PROBLEM STATEMENT
Pictures in the data below are not part of the copy; transcribe everything else exactly.

------ RECORD EXCERPTS ------

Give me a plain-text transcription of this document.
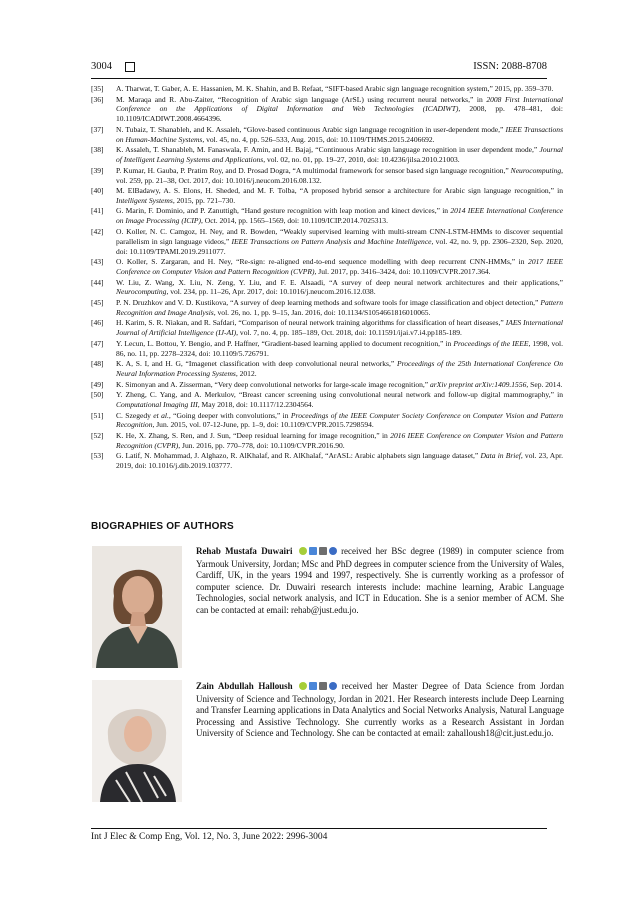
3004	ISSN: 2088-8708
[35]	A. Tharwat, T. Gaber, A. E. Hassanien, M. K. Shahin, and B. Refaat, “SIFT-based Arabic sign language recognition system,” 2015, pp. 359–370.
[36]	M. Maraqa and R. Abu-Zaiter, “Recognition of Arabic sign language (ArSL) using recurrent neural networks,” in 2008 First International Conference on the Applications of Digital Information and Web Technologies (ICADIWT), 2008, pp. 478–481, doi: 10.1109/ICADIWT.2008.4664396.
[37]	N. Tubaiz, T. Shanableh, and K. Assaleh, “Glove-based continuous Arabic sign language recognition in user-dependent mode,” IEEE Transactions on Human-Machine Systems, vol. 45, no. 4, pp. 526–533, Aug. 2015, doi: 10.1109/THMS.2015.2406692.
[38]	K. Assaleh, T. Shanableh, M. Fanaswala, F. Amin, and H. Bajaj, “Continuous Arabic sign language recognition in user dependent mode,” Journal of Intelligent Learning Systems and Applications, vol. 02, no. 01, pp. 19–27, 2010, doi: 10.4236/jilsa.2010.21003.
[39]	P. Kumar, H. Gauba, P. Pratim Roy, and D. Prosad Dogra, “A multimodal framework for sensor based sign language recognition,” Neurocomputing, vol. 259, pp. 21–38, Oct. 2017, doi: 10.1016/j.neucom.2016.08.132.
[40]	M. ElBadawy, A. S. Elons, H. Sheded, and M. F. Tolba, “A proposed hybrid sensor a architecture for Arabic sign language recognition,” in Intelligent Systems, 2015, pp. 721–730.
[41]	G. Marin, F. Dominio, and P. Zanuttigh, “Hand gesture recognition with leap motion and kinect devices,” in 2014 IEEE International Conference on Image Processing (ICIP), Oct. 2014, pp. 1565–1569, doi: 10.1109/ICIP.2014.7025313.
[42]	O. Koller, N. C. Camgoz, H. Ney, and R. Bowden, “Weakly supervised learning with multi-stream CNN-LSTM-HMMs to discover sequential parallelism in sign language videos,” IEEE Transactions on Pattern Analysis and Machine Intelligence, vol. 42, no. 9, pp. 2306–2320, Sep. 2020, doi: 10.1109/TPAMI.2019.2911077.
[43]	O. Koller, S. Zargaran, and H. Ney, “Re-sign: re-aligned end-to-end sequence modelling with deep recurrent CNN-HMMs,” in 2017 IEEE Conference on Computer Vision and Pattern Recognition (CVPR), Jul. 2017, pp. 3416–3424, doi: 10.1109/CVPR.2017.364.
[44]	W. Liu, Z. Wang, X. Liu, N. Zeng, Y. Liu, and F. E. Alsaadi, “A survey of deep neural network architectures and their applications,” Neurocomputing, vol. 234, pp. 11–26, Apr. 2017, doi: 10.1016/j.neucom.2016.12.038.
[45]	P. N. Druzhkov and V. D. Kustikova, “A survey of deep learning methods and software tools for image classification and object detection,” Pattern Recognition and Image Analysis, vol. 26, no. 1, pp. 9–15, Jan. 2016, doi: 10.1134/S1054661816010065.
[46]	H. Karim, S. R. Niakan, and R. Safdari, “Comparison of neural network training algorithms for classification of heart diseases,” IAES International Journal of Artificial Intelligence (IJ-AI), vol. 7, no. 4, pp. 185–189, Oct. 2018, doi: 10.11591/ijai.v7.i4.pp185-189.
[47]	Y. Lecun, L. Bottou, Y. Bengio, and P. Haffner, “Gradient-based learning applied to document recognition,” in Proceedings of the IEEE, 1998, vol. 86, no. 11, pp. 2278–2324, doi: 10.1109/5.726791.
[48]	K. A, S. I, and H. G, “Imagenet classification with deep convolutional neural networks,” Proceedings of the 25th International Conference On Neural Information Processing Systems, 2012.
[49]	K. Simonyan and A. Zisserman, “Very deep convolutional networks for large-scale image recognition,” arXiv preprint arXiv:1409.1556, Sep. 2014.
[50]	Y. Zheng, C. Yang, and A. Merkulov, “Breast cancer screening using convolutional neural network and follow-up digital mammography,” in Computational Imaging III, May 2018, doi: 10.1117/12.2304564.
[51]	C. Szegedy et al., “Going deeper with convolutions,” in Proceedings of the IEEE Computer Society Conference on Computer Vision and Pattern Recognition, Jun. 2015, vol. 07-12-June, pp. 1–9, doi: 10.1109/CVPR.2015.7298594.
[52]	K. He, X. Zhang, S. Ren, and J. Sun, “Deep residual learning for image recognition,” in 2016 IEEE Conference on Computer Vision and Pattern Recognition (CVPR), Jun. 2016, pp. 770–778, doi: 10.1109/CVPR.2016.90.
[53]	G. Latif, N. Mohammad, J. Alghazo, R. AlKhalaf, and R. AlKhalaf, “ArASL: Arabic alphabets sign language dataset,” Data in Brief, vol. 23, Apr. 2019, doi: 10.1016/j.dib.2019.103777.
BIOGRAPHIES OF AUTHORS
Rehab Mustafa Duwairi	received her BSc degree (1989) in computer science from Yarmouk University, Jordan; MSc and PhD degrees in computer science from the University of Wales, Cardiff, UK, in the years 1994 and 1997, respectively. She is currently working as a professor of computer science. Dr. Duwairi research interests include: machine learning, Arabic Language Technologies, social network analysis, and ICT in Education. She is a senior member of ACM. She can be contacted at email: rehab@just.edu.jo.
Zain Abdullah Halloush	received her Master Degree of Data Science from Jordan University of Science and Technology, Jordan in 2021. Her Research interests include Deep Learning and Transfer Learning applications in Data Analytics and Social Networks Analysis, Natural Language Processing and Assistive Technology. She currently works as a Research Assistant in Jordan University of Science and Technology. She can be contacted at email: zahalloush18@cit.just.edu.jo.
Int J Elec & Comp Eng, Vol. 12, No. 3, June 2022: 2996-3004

------

COMPLETED TASK
Give me a plain-text transcription of this document.
3004	ISSN: 2088-8708
[35]	A. Tharwat, T. Gaber, A. E. Hassanien, M. K. Shahin, and B. Refaat, “SIFT-based Arabic sign language recognition system,” 2015, pp. 359–370.
[36]	M. Maraqa and R. Abu-Zaiter, “Recognition of Arabic sign language (ArSL) using recurrent neural networks,” in 2008 First International Conference on the Applications of Digital Information and Web Technologies (ICADIWT), 2008, pp. 478–481, doi: 10.1109/ICADIWT.2008.4664396.
[37]	N. Tubaiz, T. Shanableh, and K. Assaleh, “Glove-based continuous Arabic sign language recognition in user-dependent mode,” IEEE Transactions on Human-Machine Systems, vol. 45, no. 4, pp. 526–533, Aug. 2015, doi: 10.1109/THMS.2015.2406692.
[38]	K. Assaleh, T. Shanableh, M. Fanaswala, F. Amin, and H. Bajaj, “Continuous Arabic sign language recognition in user dependent mode,” Journal of Intelligent Learning Systems and Applications, vol. 02, no. 01, pp. 19–27, 2010, doi: 10.4236/jilsa.2010.21003.
[39]	P. Kumar, H. Gauba, P. Pratim Roy, and D. Prosad Dogra, “A multimodal framework for sensor based sign language recognition,” Neurocomputing, vol. 259, pp. 21–38, Oct. 2017, doi: 10.1016/j.neucom.2016.08.132.
[40]	M. ElBadawy, A. S. Elons, H. Sheded, and M. F. Tolba, “A proposed hybrid sensor a architecture for Arabic sign language recognition,” in Intelligent Systems, 2015, pp. 721–730.
[41]	G. Marin, F. Dominio, and P. Zanuttigh, “Hand gesture recognition with leap motion and kinect devices,” in 2014 IEEE International Conference on Image Processing (ICIP), Oct. 2014, pp. 1565–1569, doi: 10.1109/ICIP.2014.7025313.
[42]	O. Koller, N. C. Camgoz, H. Ney, and R. Bowden, “Weakly supervised learning with multi-stream CNN-LSTM-HMMs to discover sequential parallelism in sign language videos,” IEEE Transactions on Pattern Analysis and Machine Intelligence, vol. 42, no. 9, pp. 2306–2320, Sep. 2020, doi: 10.1109/TPAMI.2019.2911077.
[43]	O. Koller, S. Zargaran, and H. Ney, “Re-sign: re-aligned end-to-end sequence modelling with deep recurrent CNN-HMMs,” in 2017 IEEE Conference on Computer Vision and Pattern Recognition (CVPR), Jul. 2017, pp. 3416–3424, doi: 10.1109/CVPR.2017.364.
[44]	W. Liu, Z. Wang, X. Liu, N. Zeng, Y. Liu, and F. E. Alsaadi, “A survey of deep neural network architectures and their applications,” Neurocomputing, vol. 234, pp. 11–26, Apr. 2017, doi: 10.1016/j.neucom.2016.12.038.
[45]	P. N. Druzhkov and V. D. Kustikova, “A survey of deep learning methods and software tools for image classification and object detection,” Pattern Recognition and Image Analysis, vol. 26, no. 1, pp. 9–15, Jan. 2016, doi: 10.1134/S1054661816010065.
[46]	H. Karim, S. R. Niakan, and R. Safdari, “Comparison of neural network training algorithms for classification of heart diseases,” IAES International Journal of Artificial Intelligence (IJ-AI), vol. 7, no. 4, pp. 185–189, Oct. 2018, doi: 10.11591/ijai.v7.i4.pp185-189.
[47]	Y. Lecun, L. Bottou, Y. Bengio, and P. Haffner, “Gradient-based learning applied to document recognition,” in Proceedings of the IEEE, 1998, vol. 86, no. 11, pp. 2278–2324, doi: 10.1109/5.726791.
[48]	K. A, S. I, and H. G, “Imagenet classification with deep convolutional neural networks,” Proceedings of the 25th International Conference On Neural Information Processing Systems, 2012.
[49]	K. Simonyan and A. Zisserman, “Very deep convolutional networks for large-scale image recognition,” arXiv preprint arXiv:1409.1556, Sep. 2014.
[50]	Y. Zheng, C. Yang, and A. Merkulov, “Breast cancer screening using convolutional neural network and follow-up digital mammography,” in Computational Imaging III, May 2018, doi: 10.1117/12.2304564.
[51]	C. Szegedy et al., “Going deeper with convolutions,” in Proceedings of the IEEE Computer Society Conference on Computer Vision and Pattern Recognition, Jun. 2015, vol. 07-12-June, pp. 1–9, doi: 10.1109/CVPR.2015.7298594.
[52]	K. He, X. Zhang, S. Ren, and J. Sun, “Deep residual learning for image recognition,” in 2016 IEEE Conference on Computer Vision and Pattern Recognition (CVPR), Jun. 2016, pp. 770–778, doi: 10.1109/CVPR.2016.90.
[53]	G. Latif, N. Mohammad, J. Alghazo, R. AlKhalaf, and R. AlKhalaf, “ArASL: Arabic alphabets sign language dataset,” Data in Brief, vol. 23, Apr. 2019, doi: 10.1016/j.dib.2019.103777.
BIOGRAPHIES OF AUTHORS
Rehab Mustafa Duwairi	received her BSc degree (1989) in computer science from Yarmouk University, Jordan; MSc and PhD degrees in computer science from the University of Wales, Cardiff, UK, in the years 1994 and 1997, respectively. She is currently working as a professor of computer science. Dr. Duwairi research interests include: machine learning, Arabic Language Technologies, social network analysis, and ICT in Education. She is a senior member of ACM. She can be contacted at email: rehab@just.edu.jo.
Zain Abdullah Halloush	received her Master Degree of Data Science from Jordan University of Science and Technology, Jordan in 2021. Her Research interests include Deep Learning and Transfer Learning applications in Data Analytics and Social Networks Analysis, Natural Language Processing and Assistive Technology. She currently works as a Research Assistant in Jordan University of Science and Technology. She can be contacted at email: zahalloush18@cit.just.edu.jo.
Int J Elec & Comp Eng, Vol. 12, No. 3, June 2022: 2996-3004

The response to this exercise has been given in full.